* [WRITTEN INSTRUCTION]:
Transcribe each line of the records below exactly, excluding any embedded images.

* [STORED RECORDS]:
·····

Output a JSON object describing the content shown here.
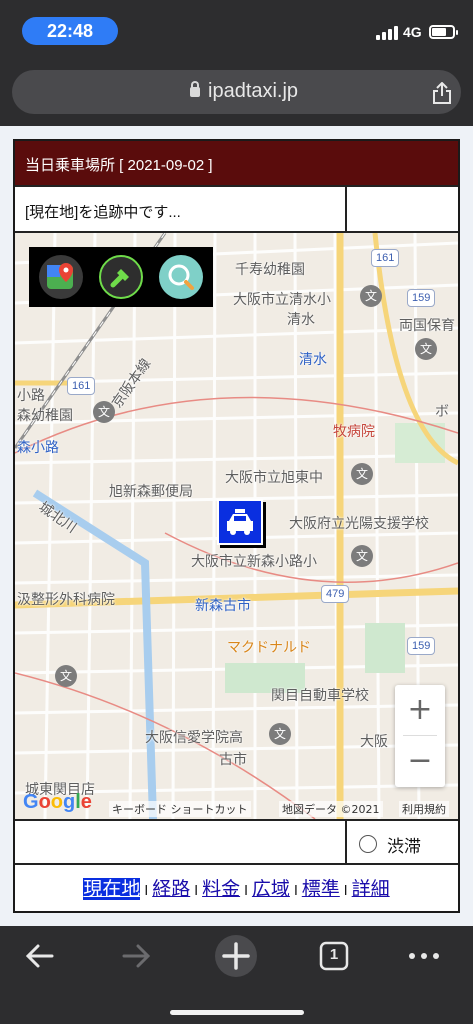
{
  "status_bar": {
    "time": "22:48",
    "network": "4G"
  },
  "browser": {
    "url": "ipadtaxi.jp",
    "tab_count": "1"
  },
  "header": {
    "title": "当日乗車場所 [ 2021-09-02 ]",
    "tracking_message": "[現在地]を追跡中です..."
  },
  "map": {
    "labels": {
      "kindergarten_senju": "千寿幼稚園",
      "shimizu_elementary": "大阪市立清水小",
      "shimizu_area": "清水",
      "shimizu_station": "清水",
      "ryoguchi_nursery": "両国保育",
      "kouji": "小路",
      "kindergarten_kouji": "森幼稚園",
      "morikouji_station": "森小路",
      "makino_hospital": "牧病院",
      "bo": "ボ",
      "asahi_post": "旭新森郵便局",
      "asahi_jhs": "大阪市立旭東中",
      "komyo_school": "大阪府立光陽支援学校",
      "joto_line": "城北川",
      "keihan_line": "京阪本線",
      "shinmori_elementary": "大阪市立新森小路小",
      "orthopedic_hospital": "汲整形外科病院",
      "shinmori_station": "新森古市",
      "mcdonalds": "マクドナルド",
      "kanjo_school": "関目自動車学校",
      "shinai_high": "大阪信愛学院高",
      "osaka_partial": "大阪",
      "furuichi": "古市",
      "joto_store": "城東関目店"
    },
    "route_numbers": {
      "r161a": "161",
      "r161b": "161",
      "r159a": "159",
      "r159b": "159",
      "r479": "479"
    },
    "footer": {
      "google": "Google",
      "keyboard_shortcuts": "キーボード ショートカット",
      "map_data": "地図データ ©2021",
      "terms": "利用規約"
    },
    "zoom_in": "+",
    "zoom_out": "−",
    "icons": [
      "google-maps-icon",
      "flashlight-icon",
      "search-icon",
      "taxi-icon"
    ]
  },
  "traffic": {
    "label": "渋滞",
    "checked": false
  },
  "nav": {
    "items": [
      {
        "label": "現在地",
        "active": true
      },
      {
        "label": "経路"
      },
      {
        "label": "料金"
      },
      {
        "label": "広域"
      },
      {
        "label": "標準"
      },
      {
        "label": "詳細"
      }
    ],
    "separator": "I"
  },
  "colors": {
    "title_bar": "#5a0c0c",
    "marker": "#0a2fe0",
    "link": "#1a0dab",
    "time_pill": "#2f7cf6"
  }
}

·····

* [COMPLETED TASK]:
Output a JSON object describing the content shown here.
{
  "status_bar": {
    "time": "22:48",
    "network": "4G"
  },
  "browser": {
    "url": "ipadtaxi.jp",
    "tab_count": "1"
  },
  "header": {
    "title": "当日乗車場所 [ 2021-09-02 ]",
    "tracking_message": "[現在地]を追跡中です..."
  },
  "map": {
    "labels": {
      "kindergarten_senju": "千寿幼稚園",
      "shimizu_elementary": "大阪市立清水小",
      "shimizu_area": "清水",
      "shimizu_station": "清水",
      "ryoguchi_nursery": "両国保育",
      "kouji": "小路",
      "kindergarten_kouji": "森幼稚園",
      "morikouji_station": "森小路",
      "makino_hospital": "牧病院",
      "bo": "ボ",
      "asahi_post": "旭新森郵便局",
      "asahi_jhs": "大阪市立旭東中",
      "komyo_school": "大阪府立光陽支援学校",
      "joto_line": "城北川",
      "keihan_line": "京阪本線",
      "shinmori_elementary": "大阪市立新森小路小",
      "orthopedic_hospital": "汲整形外科病院",
      "shinmori_station": "新森古市",
      "mcdonalds": "マクドナルド",
      "kanjo_school": "関目自動車学校",
      "shinai_high": "大阪信愛学院高",
      "osaka_partial": "大阪",
      "furuichi": "古市",
      "joto_store": "城東関目店"
    },
    "route_numbers": {
      "r161a": "161",
      "r161b": "161",
      "r159a": "159",
      "r159b": "159",
      "r479": "479"
    },
    "footer": {
      "google": "Google",
      "keyboard_shortcuts": "キーボード ショートカット",
      "map_data": "地図データ ©2021",
      "terms": "利用規約"
    },
    "zoom_in": "+",
    "zoom_out": "−",
    "icons": [
      "google-maps-icon",
      "flashlight-icon",
      "search-icon",
      "taxi-icon"
    ]
  },
  "traffic": {
    "label": "渋滞",
    "checked": false
  },
  "nav": {
    "items": [
      {
        "label": "現在地",
        "active": true
      },
      {
        "label": "経路"
      },
      {
        "label": "料金"
      },
      {
        "label": "広域"
      },
      {
        "label": "標準"
      },
      {
        "label": "詳細"
      }
    ],
    "separator": "I"
  },
  "colors": {
    "title_bar": "#5a0c0c",
    "marker": "#0a2fe0",
    "link": "#1a0dab",
    "time_pill": "#2f7cf6"
  }
}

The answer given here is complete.